Exercise brief:
In the records below, find each line containing the word "JSON" and copy it.

Data provided:
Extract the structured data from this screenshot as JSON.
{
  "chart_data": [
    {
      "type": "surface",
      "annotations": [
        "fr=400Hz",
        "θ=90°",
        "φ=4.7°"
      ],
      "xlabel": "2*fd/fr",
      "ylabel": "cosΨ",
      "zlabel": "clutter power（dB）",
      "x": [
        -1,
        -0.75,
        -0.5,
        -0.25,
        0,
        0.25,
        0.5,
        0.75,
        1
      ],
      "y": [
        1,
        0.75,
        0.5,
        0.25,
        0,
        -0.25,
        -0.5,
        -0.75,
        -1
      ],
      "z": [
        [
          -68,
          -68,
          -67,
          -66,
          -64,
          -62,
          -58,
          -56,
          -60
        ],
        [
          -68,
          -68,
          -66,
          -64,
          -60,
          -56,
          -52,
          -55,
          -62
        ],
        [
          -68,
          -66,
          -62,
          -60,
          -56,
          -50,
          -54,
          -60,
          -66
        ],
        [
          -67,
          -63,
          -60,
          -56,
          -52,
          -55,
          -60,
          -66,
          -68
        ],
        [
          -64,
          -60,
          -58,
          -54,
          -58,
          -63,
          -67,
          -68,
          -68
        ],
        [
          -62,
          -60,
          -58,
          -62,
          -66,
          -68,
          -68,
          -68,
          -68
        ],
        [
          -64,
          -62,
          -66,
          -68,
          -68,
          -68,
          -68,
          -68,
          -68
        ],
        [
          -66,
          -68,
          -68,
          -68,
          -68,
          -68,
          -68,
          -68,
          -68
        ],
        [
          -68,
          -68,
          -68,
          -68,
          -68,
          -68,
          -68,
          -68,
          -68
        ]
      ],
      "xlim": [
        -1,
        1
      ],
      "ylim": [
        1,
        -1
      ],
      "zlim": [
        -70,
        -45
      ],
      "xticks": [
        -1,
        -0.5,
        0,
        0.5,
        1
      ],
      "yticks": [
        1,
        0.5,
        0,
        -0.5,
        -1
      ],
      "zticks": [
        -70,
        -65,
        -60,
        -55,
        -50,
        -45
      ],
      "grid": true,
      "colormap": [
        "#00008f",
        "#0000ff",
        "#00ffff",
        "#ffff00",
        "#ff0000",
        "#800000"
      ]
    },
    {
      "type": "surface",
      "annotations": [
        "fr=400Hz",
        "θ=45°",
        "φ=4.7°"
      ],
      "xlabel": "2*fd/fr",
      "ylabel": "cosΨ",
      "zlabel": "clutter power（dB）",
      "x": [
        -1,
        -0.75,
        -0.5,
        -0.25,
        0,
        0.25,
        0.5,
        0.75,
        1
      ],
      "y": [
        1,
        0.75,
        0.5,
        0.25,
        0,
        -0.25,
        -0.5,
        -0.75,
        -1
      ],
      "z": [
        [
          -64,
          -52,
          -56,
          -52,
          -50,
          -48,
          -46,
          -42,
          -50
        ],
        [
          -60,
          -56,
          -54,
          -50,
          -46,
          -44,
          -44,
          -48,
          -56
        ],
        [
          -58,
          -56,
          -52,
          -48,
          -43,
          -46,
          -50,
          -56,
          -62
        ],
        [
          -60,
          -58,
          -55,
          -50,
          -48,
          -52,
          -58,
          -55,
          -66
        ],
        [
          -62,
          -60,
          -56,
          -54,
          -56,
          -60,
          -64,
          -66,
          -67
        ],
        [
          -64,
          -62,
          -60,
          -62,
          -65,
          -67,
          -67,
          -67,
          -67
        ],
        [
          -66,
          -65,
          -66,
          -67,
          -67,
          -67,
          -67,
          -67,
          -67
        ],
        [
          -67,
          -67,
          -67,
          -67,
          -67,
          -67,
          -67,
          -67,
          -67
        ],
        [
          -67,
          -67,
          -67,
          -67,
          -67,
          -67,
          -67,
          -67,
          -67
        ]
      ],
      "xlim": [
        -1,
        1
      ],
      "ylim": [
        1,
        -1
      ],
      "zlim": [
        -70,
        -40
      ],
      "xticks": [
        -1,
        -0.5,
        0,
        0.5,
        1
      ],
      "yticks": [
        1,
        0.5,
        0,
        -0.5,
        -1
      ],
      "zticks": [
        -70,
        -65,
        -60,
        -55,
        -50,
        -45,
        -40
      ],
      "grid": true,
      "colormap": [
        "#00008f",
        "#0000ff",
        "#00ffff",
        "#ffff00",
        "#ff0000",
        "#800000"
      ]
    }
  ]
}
---
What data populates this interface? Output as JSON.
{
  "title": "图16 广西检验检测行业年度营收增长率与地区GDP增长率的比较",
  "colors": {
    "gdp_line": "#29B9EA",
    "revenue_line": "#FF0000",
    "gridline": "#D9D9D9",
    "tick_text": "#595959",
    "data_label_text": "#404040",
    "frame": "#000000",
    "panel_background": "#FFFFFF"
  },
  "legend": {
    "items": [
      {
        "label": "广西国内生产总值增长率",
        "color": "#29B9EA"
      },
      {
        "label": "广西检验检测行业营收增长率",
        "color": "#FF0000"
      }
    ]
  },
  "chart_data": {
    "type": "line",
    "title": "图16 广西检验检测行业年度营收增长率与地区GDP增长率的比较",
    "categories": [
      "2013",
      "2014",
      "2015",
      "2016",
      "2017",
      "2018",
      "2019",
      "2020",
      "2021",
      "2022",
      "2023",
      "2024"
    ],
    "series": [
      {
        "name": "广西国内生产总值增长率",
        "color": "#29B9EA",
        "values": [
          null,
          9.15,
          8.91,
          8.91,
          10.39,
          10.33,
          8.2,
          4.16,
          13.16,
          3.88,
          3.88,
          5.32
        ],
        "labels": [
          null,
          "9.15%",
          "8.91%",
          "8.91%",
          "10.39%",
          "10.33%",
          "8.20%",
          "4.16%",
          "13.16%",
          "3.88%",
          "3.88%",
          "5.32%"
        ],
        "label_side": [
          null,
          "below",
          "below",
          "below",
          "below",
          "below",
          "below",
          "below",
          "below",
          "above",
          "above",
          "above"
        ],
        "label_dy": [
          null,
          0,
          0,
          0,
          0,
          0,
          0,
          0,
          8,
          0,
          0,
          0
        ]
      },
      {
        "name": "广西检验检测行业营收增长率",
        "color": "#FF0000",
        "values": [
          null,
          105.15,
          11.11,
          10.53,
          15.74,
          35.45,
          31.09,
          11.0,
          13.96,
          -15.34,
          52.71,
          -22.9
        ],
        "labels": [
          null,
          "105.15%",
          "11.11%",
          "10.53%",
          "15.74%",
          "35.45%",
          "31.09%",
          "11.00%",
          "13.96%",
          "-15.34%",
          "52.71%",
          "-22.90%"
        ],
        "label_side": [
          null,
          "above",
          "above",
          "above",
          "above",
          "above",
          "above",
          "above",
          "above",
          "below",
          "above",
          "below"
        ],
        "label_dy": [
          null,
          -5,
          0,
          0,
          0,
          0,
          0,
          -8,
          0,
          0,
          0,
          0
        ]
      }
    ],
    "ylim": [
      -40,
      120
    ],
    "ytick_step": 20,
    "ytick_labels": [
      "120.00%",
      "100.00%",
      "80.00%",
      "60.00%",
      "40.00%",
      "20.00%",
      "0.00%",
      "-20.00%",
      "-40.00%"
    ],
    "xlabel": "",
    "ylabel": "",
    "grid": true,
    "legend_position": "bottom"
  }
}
---
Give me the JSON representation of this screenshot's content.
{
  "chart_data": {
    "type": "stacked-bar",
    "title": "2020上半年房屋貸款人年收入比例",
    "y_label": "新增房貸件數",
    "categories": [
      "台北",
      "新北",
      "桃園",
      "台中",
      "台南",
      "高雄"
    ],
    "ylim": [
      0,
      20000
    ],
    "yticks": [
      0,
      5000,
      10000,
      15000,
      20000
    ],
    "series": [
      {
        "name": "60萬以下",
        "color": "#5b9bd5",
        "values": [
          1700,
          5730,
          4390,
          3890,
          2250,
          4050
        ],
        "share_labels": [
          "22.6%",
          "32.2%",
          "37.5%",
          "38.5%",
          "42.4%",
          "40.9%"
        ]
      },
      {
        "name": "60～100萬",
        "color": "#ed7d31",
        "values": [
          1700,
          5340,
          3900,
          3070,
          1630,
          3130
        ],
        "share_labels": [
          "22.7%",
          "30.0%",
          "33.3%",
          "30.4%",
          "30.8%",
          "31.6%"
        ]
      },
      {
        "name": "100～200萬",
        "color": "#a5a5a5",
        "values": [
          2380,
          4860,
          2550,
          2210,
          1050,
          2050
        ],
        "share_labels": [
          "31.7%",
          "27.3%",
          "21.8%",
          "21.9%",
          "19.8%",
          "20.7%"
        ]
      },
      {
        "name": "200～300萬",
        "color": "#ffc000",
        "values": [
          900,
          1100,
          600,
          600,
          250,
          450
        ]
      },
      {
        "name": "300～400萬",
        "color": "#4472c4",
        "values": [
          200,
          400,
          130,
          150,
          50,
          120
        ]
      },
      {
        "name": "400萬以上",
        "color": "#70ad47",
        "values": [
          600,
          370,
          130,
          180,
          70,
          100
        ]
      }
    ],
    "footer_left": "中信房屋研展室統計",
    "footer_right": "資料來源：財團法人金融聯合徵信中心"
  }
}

Worked answer:
Extract the structured data from this screenshot as JSON.
What data populates this interface? Output as JSON.
Give me the JSON representation of this screenshot's content.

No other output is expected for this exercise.